§ Extracted data:
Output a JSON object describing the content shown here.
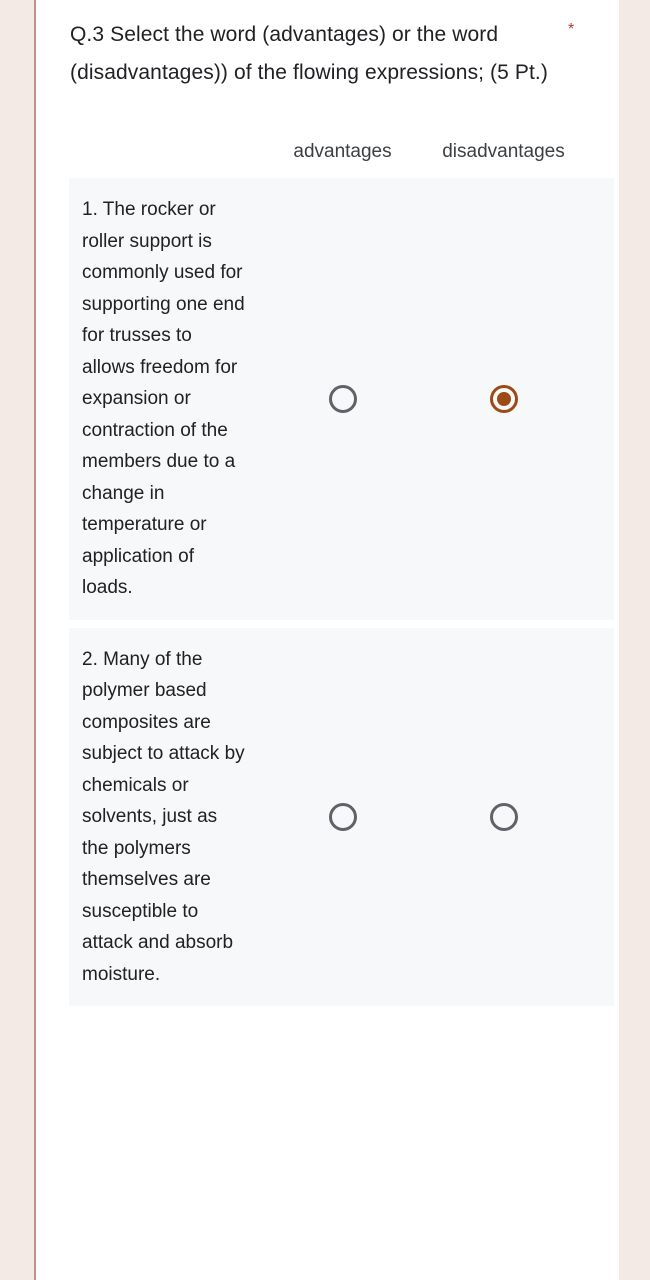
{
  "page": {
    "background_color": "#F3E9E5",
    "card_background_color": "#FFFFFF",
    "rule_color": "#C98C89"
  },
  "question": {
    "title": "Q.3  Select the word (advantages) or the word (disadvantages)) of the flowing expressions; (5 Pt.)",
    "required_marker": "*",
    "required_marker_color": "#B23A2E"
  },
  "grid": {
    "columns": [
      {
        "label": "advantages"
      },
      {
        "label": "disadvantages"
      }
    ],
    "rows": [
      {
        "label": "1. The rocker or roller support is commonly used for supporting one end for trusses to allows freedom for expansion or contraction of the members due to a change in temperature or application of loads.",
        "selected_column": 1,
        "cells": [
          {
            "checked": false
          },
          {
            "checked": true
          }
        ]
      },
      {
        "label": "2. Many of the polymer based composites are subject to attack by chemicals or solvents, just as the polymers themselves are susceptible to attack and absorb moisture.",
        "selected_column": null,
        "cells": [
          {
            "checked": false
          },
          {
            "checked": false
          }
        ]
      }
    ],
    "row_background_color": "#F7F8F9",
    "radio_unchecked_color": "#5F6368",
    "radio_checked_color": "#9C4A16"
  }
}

==

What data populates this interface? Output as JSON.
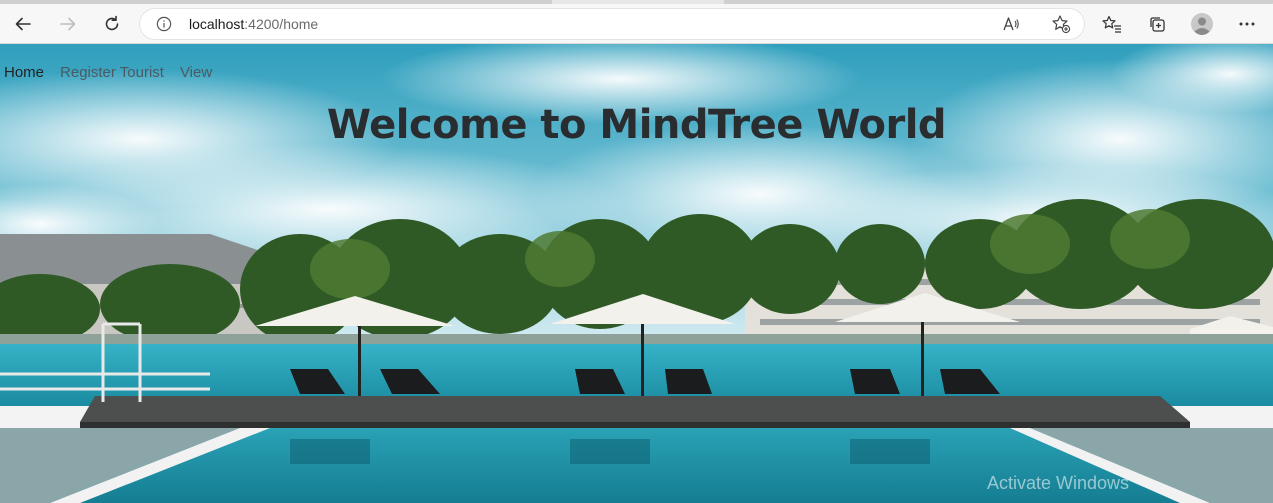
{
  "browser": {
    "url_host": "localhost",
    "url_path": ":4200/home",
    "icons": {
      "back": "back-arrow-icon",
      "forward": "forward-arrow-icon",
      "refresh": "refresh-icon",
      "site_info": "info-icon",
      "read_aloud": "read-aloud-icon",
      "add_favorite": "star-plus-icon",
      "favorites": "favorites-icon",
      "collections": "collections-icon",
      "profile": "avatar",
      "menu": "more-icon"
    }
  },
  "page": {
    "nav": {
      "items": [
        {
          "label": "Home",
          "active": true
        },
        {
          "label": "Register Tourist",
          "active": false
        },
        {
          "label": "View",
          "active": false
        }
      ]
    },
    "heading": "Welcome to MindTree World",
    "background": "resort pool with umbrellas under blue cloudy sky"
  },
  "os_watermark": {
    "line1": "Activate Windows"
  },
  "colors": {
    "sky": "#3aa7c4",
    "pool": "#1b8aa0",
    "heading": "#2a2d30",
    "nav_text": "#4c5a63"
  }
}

§ Given task: How many lines of the listing above include the word "JSON"? State the number and nothing else.

§ Answer to this exercise: 2